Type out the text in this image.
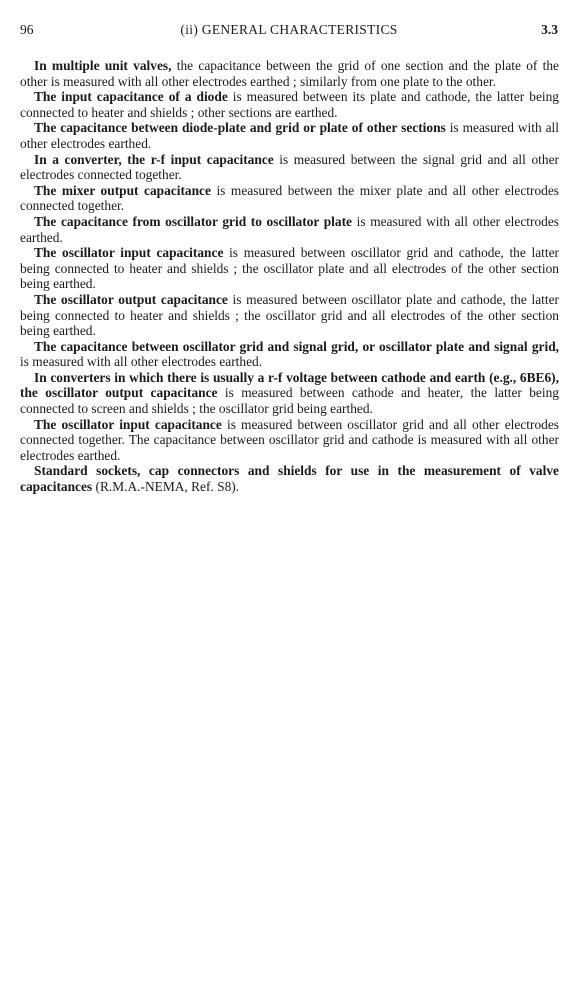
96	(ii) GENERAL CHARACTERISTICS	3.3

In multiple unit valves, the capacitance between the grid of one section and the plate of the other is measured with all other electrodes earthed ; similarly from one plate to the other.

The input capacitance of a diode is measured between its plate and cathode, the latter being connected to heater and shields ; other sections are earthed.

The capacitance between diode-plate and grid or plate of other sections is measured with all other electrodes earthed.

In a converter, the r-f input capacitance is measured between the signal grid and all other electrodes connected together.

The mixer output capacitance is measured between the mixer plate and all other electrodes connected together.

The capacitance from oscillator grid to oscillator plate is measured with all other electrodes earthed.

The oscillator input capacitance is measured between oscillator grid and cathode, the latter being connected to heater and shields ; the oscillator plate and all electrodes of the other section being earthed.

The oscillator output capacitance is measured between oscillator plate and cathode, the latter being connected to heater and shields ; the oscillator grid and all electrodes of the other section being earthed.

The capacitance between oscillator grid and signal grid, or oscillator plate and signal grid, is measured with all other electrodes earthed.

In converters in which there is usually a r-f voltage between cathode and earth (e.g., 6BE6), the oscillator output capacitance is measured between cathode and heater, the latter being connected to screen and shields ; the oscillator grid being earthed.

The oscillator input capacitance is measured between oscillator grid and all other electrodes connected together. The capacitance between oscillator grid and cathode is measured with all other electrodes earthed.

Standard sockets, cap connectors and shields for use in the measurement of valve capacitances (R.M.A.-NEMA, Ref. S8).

_ _ _ _ _ _ _

> Problem
Reproduce all entries exactly. Pictures do not belong in the copy.

> Solution to this exercise
Type out the text in this image.
96	(ii) GENERAL CHARACTERISTICS	3.3

In multiple unit valves, the capacitance between the grid of one section and the plate of the other is measured with all other electrodes earthed ; similarly from one plate to the other.

The input capacitance of a diode is measured between its plate and cathode, the latter being connected to heater and shields ; other sections are earthed.

The capacitance between diode-plate and grid or plate of other sections is measured with all other electrodes earthed.

In a converter, the r-f input capacitance is measured between the signal grid and all other electrodes connected together.

The mixer output capacitance is measured between the mixer plate and all other electrodes connected together.

The capacitance from oscillator grid to oscillator plate is measured with all other electrodes earthed.

The oscillator input capacitance is measured between oscillator grid and cathode, the latter being connected to heater and shields ; the oscillator plate and all electrodes of the other section being earthed.

The oscillator output capacitance is measured between oscillator plate and cathode, the latter being connected to heater and shields ; the oscillator grid and all electrodes of the other section being earthed.

The capacitance between oscillator grid and signal grid, or oscillator plate and signal grid, is measured with all other electrodes earthed.

In converters in which there is usually a r-f voltage between cathode and earth (e.g., 6BE6), the oscillator output capacitance is measured between cathode and heater, the latter being connected to screen and shields ; the oscillator grid being earthed.

The oscillator input capacitance is measured between oscillator grid and all other electrodes connected together. The capacitance between oscillator grid and cathode is measured with all other electrodes earthed.

Standard sockets, cap connectors and shields for use in the measurement of valve capacitances (R.M.A.-NEMA, Ref. S8).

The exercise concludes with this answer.